**YOUR INSTRUCTIONS:** Find each line that has the string "ارائه" and give the total, with nothing else.

[Lines of data]
---

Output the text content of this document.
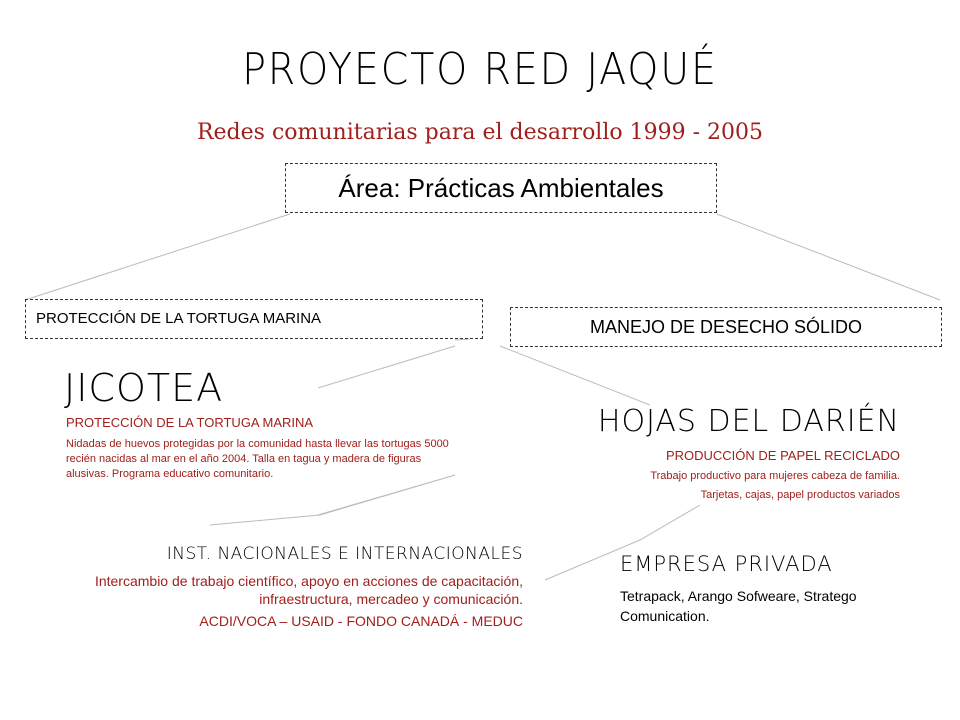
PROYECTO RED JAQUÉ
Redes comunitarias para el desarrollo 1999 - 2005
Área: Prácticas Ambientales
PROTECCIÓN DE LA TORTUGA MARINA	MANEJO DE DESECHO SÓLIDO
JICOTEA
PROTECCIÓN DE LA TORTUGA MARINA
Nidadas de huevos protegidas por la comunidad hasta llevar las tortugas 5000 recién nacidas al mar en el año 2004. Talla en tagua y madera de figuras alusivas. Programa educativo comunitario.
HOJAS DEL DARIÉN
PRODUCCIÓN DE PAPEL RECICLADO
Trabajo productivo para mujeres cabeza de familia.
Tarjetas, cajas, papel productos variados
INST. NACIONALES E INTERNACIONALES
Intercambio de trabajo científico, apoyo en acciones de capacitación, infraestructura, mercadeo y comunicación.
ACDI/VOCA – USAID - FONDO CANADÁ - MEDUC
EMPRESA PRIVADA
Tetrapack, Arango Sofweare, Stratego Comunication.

---

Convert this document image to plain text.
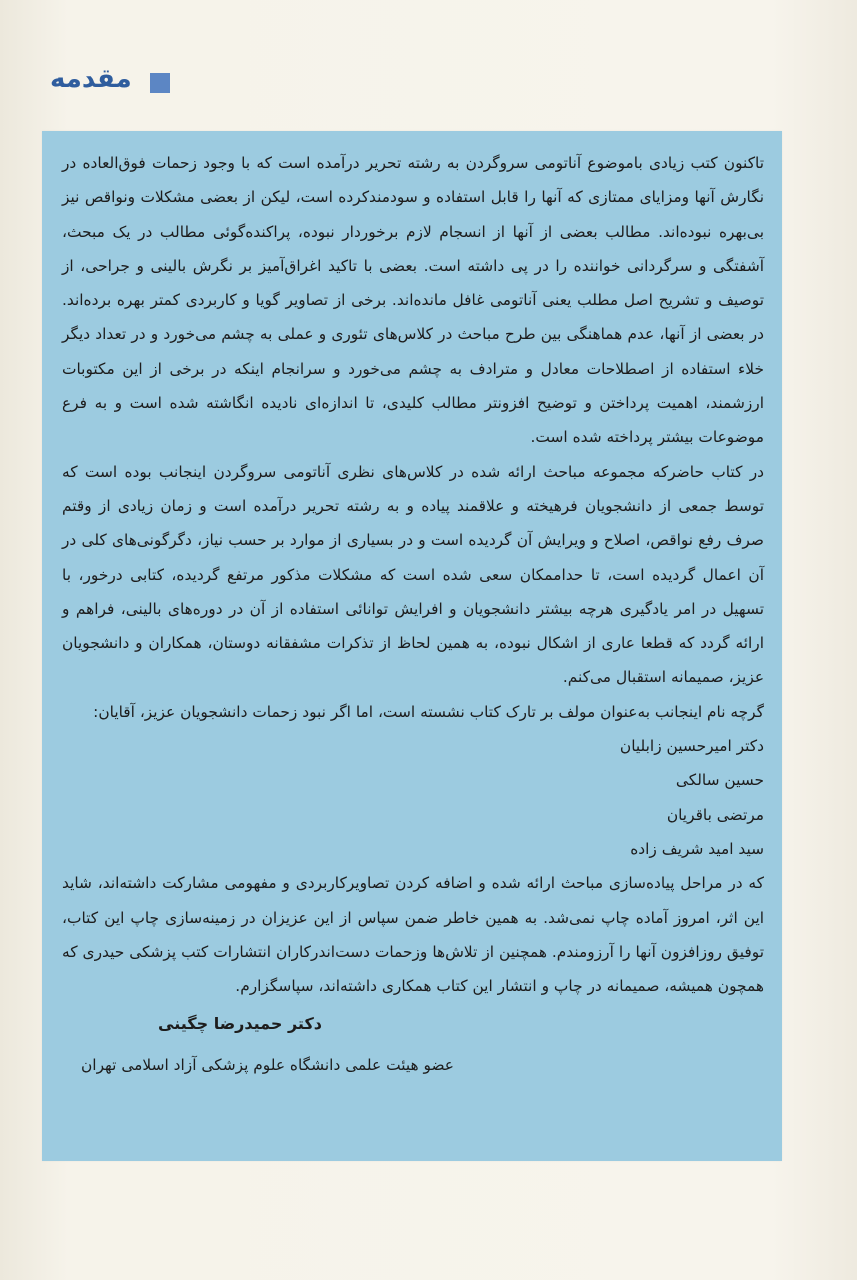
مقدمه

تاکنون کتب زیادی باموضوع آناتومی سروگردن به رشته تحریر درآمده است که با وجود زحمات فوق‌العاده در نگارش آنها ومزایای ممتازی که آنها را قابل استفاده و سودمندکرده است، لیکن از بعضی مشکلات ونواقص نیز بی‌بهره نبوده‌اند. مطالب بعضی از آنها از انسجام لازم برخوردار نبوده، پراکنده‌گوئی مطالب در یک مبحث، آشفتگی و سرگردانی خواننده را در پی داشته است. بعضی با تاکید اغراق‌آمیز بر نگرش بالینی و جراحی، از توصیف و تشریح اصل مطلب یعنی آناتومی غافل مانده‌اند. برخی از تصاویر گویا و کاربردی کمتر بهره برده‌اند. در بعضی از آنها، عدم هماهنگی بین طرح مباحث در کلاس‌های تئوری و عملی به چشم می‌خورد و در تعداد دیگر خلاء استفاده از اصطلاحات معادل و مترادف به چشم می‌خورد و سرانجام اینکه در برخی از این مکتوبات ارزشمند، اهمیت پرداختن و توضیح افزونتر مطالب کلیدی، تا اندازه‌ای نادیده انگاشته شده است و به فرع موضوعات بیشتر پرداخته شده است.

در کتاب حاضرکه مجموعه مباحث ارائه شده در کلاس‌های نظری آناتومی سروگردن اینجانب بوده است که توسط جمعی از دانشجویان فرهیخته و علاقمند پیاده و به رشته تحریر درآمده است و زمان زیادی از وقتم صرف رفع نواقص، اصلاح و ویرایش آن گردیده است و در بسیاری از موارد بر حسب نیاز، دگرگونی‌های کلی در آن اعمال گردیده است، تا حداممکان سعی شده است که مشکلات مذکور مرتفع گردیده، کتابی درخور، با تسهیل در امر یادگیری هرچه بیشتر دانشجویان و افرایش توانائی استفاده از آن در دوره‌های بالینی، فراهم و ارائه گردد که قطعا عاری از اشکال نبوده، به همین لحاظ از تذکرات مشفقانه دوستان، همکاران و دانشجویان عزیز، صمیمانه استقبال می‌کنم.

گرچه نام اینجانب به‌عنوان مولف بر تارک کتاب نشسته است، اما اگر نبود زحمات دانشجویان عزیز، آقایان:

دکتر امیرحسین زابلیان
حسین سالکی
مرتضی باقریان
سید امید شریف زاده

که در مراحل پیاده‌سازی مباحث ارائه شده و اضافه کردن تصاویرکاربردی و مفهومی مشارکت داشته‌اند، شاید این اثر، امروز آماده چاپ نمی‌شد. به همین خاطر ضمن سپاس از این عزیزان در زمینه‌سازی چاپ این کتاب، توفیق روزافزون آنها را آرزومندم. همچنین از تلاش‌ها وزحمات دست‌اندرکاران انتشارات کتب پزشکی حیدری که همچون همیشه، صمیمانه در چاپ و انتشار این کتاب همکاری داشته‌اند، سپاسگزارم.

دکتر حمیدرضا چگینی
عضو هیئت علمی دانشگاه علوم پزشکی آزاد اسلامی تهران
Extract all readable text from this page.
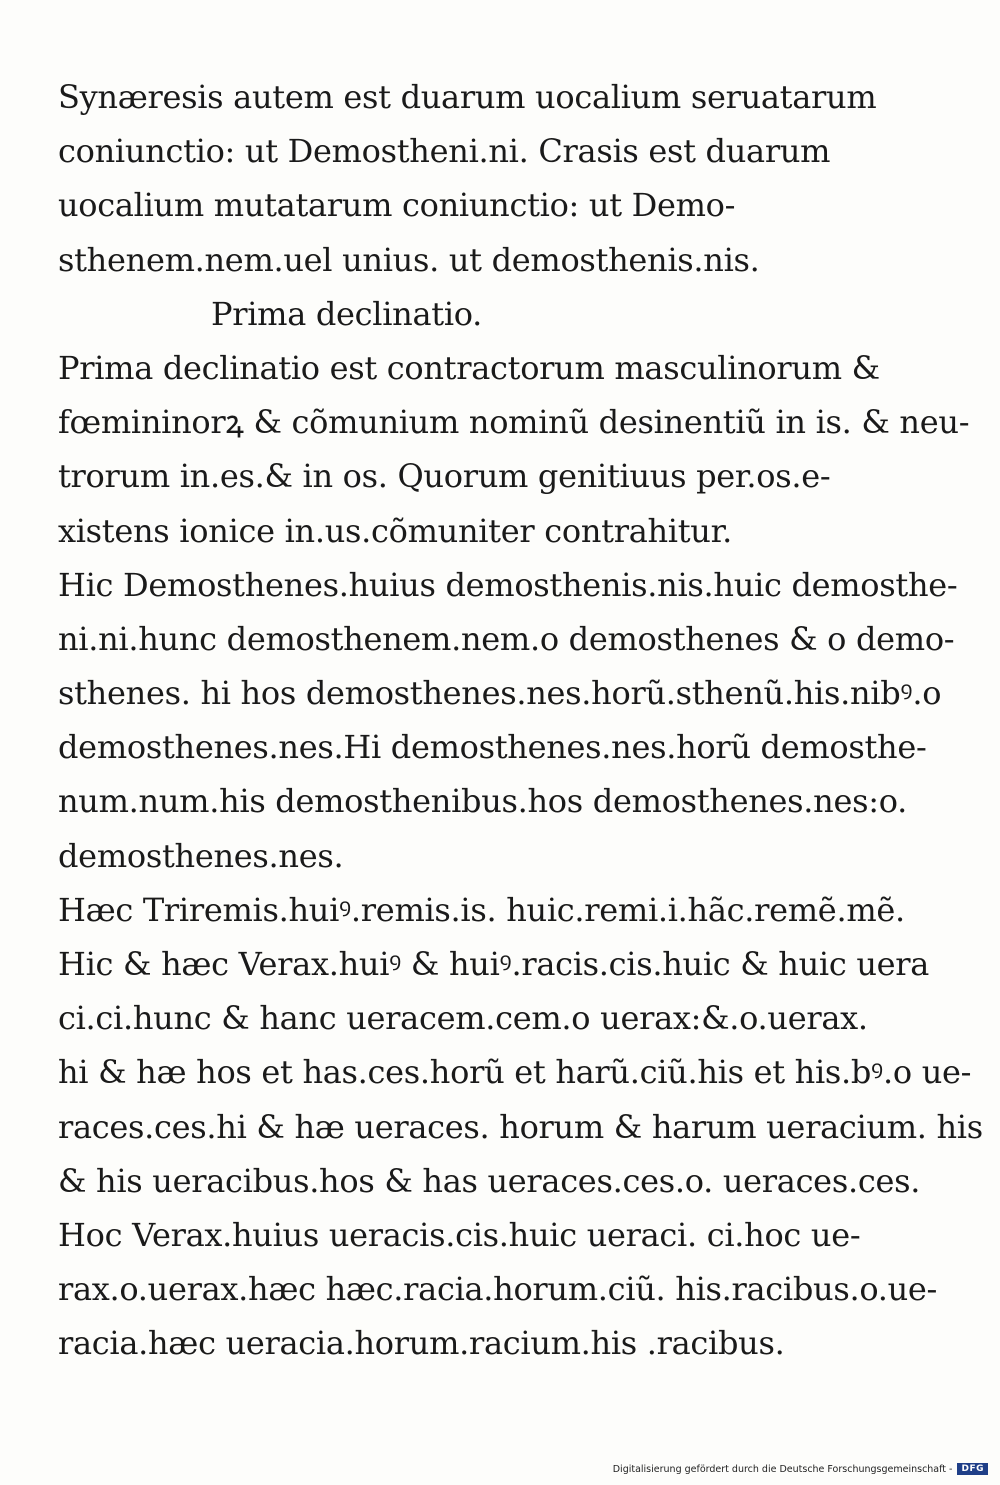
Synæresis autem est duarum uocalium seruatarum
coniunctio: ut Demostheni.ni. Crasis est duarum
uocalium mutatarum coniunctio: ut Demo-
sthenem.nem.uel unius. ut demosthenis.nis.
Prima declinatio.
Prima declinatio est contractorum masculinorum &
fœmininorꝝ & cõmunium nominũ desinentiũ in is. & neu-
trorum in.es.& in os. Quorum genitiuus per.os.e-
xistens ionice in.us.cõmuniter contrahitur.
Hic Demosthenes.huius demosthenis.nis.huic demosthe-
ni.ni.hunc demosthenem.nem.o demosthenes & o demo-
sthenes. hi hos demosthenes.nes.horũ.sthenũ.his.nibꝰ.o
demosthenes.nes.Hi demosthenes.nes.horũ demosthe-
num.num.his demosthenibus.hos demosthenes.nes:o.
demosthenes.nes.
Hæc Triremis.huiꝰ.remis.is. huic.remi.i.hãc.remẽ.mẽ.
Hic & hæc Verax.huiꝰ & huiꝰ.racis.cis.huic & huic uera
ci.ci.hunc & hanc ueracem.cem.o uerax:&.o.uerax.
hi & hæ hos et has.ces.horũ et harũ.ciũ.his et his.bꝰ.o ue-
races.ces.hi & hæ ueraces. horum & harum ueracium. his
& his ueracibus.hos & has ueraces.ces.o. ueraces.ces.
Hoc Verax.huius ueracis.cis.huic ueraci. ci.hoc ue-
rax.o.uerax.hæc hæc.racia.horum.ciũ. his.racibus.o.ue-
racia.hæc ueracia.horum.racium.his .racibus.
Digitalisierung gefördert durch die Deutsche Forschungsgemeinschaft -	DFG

---

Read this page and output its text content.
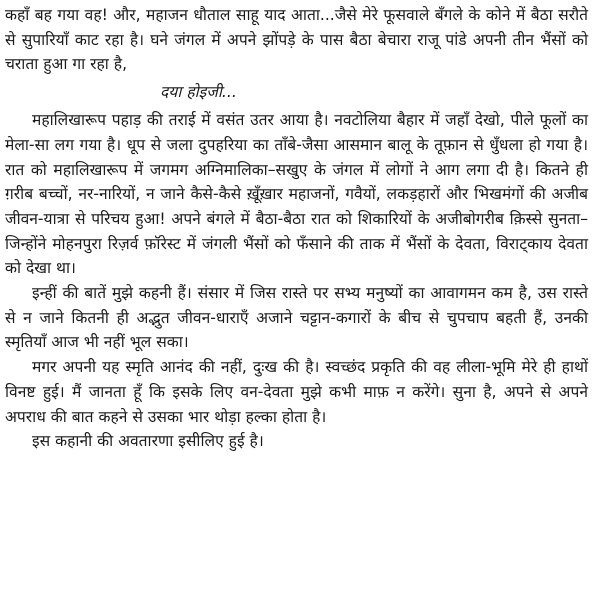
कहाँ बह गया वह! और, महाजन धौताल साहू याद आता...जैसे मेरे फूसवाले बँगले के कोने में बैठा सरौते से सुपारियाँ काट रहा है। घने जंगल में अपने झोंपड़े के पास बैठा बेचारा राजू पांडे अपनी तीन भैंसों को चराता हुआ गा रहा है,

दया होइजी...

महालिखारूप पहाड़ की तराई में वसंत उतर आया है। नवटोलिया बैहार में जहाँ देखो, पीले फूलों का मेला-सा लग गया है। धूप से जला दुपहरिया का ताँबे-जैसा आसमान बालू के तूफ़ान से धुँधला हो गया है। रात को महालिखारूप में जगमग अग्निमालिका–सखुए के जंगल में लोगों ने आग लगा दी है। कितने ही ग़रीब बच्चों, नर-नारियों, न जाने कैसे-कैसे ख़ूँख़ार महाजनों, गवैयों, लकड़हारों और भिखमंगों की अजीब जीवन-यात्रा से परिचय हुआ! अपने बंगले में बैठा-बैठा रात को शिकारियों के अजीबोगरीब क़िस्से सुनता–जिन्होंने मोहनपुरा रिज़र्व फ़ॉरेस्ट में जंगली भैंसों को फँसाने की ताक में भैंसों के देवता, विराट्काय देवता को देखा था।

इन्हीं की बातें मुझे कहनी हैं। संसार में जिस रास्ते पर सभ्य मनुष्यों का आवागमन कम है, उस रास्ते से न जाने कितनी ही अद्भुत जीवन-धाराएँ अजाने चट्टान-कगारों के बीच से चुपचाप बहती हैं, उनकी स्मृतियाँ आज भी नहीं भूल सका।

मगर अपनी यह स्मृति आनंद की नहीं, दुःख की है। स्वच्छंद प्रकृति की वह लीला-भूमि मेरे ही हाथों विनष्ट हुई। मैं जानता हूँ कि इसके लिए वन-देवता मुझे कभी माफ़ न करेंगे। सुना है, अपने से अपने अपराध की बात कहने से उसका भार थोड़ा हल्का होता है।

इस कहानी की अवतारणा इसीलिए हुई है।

---

**SOLUTION TO THIS EXERCISE:** 2